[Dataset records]
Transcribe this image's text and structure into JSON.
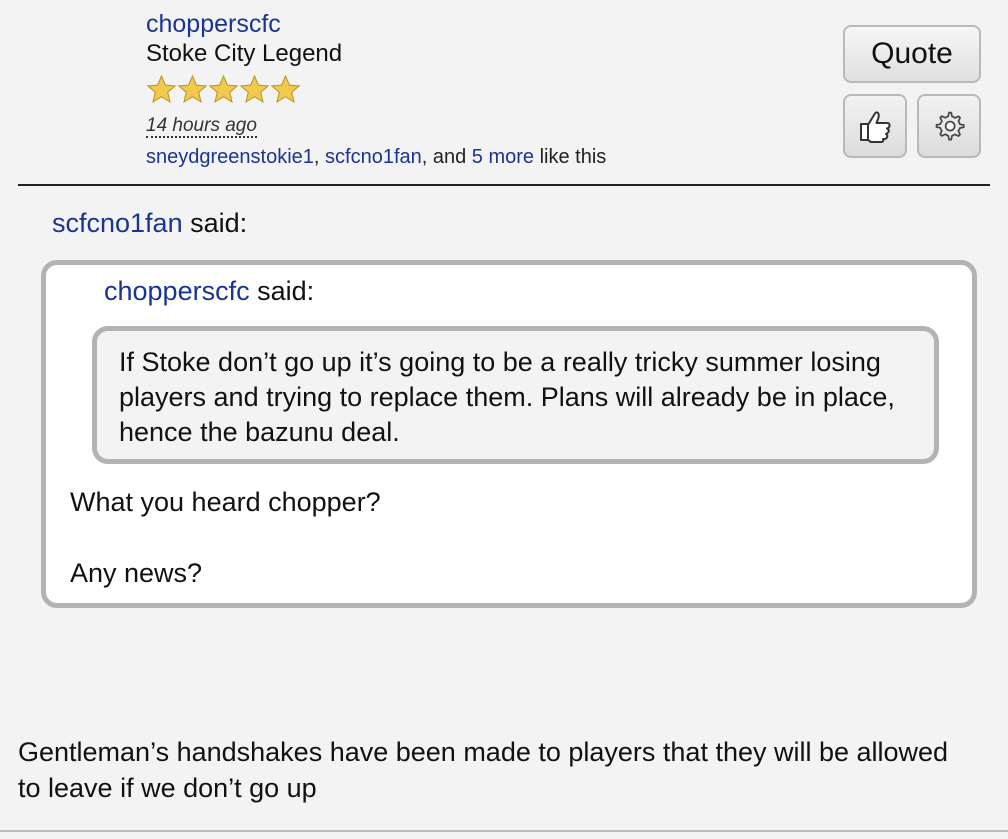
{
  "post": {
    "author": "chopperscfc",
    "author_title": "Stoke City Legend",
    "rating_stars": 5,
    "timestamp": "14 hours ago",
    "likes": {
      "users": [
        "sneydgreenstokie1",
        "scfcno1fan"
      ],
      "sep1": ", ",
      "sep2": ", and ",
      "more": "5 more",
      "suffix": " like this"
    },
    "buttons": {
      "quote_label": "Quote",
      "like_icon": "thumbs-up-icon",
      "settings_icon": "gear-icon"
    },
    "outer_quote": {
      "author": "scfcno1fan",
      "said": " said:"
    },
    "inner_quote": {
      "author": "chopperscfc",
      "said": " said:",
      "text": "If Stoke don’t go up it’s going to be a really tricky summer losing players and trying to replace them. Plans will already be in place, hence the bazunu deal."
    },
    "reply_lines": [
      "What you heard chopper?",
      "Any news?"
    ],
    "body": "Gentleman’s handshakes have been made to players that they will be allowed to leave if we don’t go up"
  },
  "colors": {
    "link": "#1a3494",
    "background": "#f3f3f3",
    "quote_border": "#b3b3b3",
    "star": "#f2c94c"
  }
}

> Task to carry out
Set down the material above as is, without any pictures.

> Response to this task
Transcribe this image's text and structure into JSON.
{
  "post": {
    "author": "chopperscfc",
    "author_title": "Stoke City Legend",
    "rating_stars": 5,
    "timestamp": "14 hours ago",
    "likes": {
      "users": [
        "sneydgreenstokie1",
        "scfcno1fan"
      ],
      "sep1": ", ",
      "sep2": ", and ",
      "more": "5 more",
      "suffix": " like this"
    },
    "buttons": {
      "quote_label": "Quote",
      "like_icon": "thumbs-up-icon",
      "settings_icon": "gear-icon"
    },
    "outer_quote": {
      "author": "scfcno1fan",
      "said": " said:"
    },
    "inner_quote": {
      "author": "chopperscfc",
      "said": " said:",
      "text": "If Stoke don’t go up it’s going to be a really tricky summer losing players and trying to replace them. Plans will already be in place, hence the bazunu deal."
    },
    "reply_lines": [
      "What you heard chopper?",
      "Any news?"
    ],
    "body": "Gentleman’s handshakes have been made to players that they will be allowed to leave if we don’t go up"
  },
  "colors": {
    "link": "#1a3494",
    "background": "#f3f3f3",
    "quote_border": "#b3b3b3",
    "star": "#f2c94c"
  }
}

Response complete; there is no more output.